--- START RECORDS TO USE ---
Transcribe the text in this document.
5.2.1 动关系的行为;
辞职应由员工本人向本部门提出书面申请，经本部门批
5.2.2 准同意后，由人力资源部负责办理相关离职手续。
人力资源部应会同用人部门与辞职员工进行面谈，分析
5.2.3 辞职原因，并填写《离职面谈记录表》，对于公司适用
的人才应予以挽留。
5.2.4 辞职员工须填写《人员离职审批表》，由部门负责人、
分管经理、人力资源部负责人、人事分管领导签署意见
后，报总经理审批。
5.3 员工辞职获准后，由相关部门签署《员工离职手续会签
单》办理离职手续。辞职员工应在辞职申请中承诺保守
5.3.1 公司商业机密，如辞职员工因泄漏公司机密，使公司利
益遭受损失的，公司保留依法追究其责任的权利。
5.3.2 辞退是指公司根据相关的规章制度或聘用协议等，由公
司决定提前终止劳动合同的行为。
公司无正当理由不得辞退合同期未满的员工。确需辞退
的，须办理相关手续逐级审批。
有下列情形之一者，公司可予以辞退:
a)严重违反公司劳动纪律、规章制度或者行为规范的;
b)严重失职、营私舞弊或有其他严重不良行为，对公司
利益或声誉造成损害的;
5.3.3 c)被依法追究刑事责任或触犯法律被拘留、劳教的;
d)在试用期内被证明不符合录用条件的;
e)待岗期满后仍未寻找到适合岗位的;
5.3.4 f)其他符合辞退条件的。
--- END RECORDS TO USE ---
- GIVEN TASK -
Repeat the records above exactly.

- FULL ANSWER -
Transcribe the text in this document.
5.2.1 动关系的行为;
辞职应由员工本人向本部门提出书面申请，经本部门批
5.2.2 准同意后，由人力资源部负责办理相关离职手续。
人力资源部应会同用人部门与辞职员工进行面谈，分析
5.2.3 辞职原因，并填写《离职面谈记录表》，对于公司适用
的人才应予以挽留。
5.2.4 辞职员工须填写《人员离职审批表》，由部门负责人、
分管经理、人力资源部负责人、人事分管领导签署意见
后，报总经理审批。
5.3 员工辞职获准后，由相关部门签署《员工离职手续会签
单》办理离职手续。辞职员工应在辞职申请中承诺保守
5.3.1 公司商业机密，如辞职员工因泄漏公司机密，使公司利
益遭受损失的，公司保留依法追究其责任的权利。
5.3.2 辞退是指公司根据相关的规章制度或聘用协议等，由公
司决定提前终止劳动合同的行为。
公司无正当理由不得辞退合同期未满的员工。确需辞退
的，须办理相关手续逐级审批。
有下列情形之一者，公司可予以辞退:
a)严重违反公司劳动纪律、规章制度或者行为规范的;
b)严重失职、营私舞弊或有其他严重不良行为，对公司
利益或声誉造成损害的;
5.3.3 c)被依法追究刑事责任或触犯法律被拘留、劳教的;
d)在试用期内被证明不符合录用条件的;
e)待岗期满后仍未寻找到适合岗位的;
5.3.4 f)其他符合辞退条件的。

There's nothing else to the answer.